> TASK BRIEF
Using the records below, locate all lines containing "this" and return them.

** begin SUPPLIED DATA **

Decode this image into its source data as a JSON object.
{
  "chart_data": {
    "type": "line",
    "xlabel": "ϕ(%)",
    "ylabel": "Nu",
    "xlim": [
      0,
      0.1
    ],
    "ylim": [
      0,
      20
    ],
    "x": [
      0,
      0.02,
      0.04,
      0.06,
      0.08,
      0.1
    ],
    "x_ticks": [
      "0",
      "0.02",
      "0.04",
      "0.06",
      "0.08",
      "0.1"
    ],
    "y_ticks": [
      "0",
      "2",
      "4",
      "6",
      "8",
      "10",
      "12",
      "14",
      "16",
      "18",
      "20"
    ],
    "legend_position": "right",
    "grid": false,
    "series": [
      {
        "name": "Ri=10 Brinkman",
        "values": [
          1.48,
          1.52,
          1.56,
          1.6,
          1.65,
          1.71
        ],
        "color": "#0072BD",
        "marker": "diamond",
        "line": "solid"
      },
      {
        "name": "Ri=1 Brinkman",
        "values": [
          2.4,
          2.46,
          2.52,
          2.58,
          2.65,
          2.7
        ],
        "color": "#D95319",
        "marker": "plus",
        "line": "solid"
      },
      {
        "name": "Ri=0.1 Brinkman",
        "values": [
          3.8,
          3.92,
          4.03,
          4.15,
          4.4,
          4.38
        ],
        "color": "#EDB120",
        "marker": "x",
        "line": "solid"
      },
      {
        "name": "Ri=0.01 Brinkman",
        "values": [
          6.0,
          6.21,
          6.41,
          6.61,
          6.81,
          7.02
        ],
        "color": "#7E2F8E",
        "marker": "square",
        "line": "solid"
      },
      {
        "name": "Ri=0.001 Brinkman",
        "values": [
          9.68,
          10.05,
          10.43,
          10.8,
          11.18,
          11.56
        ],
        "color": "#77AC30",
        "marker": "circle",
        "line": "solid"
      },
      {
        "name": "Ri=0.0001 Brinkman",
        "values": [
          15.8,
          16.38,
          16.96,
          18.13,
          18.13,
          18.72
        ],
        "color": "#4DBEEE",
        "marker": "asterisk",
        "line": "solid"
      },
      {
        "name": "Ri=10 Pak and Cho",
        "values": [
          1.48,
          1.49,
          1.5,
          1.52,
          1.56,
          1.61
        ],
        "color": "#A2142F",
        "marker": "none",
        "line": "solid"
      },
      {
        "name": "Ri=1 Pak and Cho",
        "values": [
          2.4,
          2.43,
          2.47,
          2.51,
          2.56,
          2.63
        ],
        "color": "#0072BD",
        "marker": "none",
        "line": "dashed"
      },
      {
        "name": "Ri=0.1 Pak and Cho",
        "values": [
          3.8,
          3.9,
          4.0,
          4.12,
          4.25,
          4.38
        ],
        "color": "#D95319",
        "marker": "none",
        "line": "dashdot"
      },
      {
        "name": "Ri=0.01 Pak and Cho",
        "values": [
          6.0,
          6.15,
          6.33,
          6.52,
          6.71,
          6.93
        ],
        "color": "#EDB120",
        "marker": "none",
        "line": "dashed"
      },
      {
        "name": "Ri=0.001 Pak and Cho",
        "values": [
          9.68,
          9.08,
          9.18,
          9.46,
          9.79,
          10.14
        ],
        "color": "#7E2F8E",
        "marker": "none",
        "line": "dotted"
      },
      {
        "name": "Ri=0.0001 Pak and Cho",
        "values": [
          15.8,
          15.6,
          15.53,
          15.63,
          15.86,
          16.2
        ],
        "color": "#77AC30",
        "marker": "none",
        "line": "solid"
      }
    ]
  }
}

** end SUPPLIED DATA **
** begin SUPPLIED DATA **

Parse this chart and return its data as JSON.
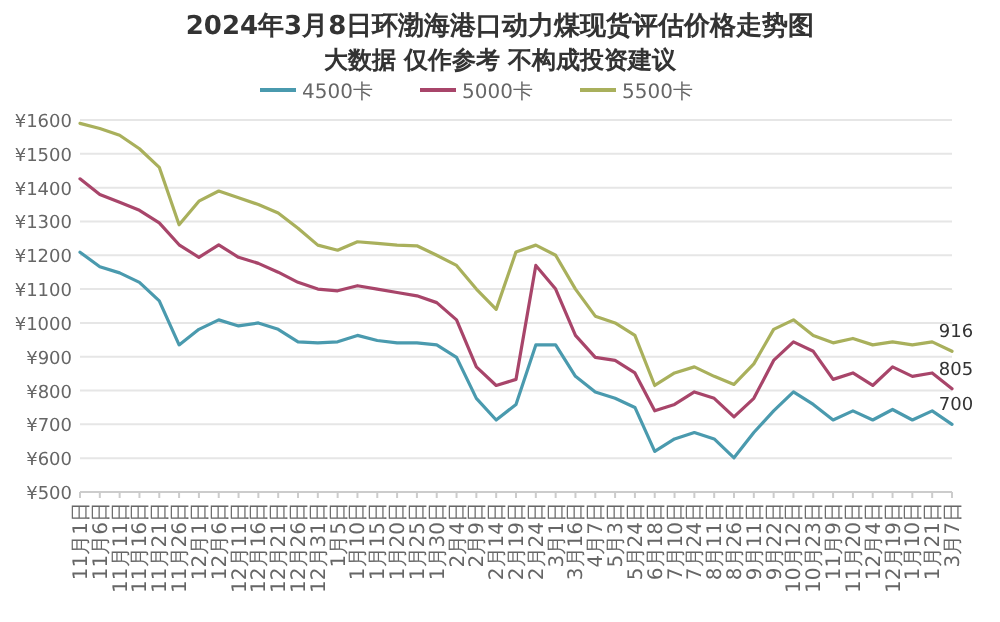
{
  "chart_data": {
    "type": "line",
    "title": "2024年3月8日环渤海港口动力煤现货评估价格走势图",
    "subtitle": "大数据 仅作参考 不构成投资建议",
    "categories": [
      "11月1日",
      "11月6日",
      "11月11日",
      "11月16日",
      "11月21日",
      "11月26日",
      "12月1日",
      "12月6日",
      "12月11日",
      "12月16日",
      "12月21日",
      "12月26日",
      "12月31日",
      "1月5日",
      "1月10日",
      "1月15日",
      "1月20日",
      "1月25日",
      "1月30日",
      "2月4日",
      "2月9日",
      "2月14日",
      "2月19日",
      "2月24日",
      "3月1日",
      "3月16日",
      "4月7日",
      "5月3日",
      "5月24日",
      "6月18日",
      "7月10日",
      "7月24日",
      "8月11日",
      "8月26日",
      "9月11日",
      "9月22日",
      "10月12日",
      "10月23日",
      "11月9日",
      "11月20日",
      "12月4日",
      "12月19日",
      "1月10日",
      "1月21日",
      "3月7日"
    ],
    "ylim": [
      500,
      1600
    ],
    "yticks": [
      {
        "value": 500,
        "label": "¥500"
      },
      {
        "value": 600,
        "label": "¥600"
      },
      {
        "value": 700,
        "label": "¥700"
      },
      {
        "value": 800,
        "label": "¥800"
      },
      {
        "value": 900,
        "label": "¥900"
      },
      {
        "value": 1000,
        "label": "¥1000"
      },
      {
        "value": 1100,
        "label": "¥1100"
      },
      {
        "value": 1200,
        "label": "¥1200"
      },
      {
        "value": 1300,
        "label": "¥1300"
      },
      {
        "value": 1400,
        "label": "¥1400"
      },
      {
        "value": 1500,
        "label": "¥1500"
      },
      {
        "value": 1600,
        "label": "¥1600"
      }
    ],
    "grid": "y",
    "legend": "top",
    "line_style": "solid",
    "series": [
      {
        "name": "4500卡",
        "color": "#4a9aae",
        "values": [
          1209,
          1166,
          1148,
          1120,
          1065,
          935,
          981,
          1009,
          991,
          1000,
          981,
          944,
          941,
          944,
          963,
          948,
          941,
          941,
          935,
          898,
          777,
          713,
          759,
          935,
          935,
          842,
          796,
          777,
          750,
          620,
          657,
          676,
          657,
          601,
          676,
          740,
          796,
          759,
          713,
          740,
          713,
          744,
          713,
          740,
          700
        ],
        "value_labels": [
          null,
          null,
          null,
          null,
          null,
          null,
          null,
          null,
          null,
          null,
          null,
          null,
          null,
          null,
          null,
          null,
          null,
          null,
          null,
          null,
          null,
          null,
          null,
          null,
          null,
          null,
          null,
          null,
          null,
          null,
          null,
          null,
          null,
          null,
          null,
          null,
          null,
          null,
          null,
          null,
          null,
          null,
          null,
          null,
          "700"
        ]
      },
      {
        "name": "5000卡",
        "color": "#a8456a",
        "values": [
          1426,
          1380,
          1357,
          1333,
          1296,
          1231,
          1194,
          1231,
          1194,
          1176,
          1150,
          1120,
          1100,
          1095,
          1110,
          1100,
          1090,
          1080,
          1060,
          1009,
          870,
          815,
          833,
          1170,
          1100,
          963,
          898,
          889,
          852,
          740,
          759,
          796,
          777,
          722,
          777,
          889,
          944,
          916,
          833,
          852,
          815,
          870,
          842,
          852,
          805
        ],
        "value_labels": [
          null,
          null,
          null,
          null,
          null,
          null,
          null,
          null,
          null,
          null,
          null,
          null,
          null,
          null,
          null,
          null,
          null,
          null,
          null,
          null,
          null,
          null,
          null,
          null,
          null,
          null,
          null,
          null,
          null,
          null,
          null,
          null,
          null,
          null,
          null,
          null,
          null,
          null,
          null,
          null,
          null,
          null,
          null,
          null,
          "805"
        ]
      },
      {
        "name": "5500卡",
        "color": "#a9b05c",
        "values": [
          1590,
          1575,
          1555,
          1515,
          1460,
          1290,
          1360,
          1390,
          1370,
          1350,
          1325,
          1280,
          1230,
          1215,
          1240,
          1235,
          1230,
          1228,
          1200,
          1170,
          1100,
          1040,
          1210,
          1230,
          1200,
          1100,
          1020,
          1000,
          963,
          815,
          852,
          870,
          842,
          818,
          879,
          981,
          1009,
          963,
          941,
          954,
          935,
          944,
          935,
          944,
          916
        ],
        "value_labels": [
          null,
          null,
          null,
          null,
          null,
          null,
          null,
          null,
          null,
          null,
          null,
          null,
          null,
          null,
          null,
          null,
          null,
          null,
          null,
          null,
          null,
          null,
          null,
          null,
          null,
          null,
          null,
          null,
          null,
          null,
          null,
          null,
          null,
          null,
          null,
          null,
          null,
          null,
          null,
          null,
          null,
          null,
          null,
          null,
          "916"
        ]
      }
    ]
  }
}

** end SUPPLIED DATA **

> RESPONSE
Decode this image into its source data as a JSON object.
Parse this chart and return its data as JSON.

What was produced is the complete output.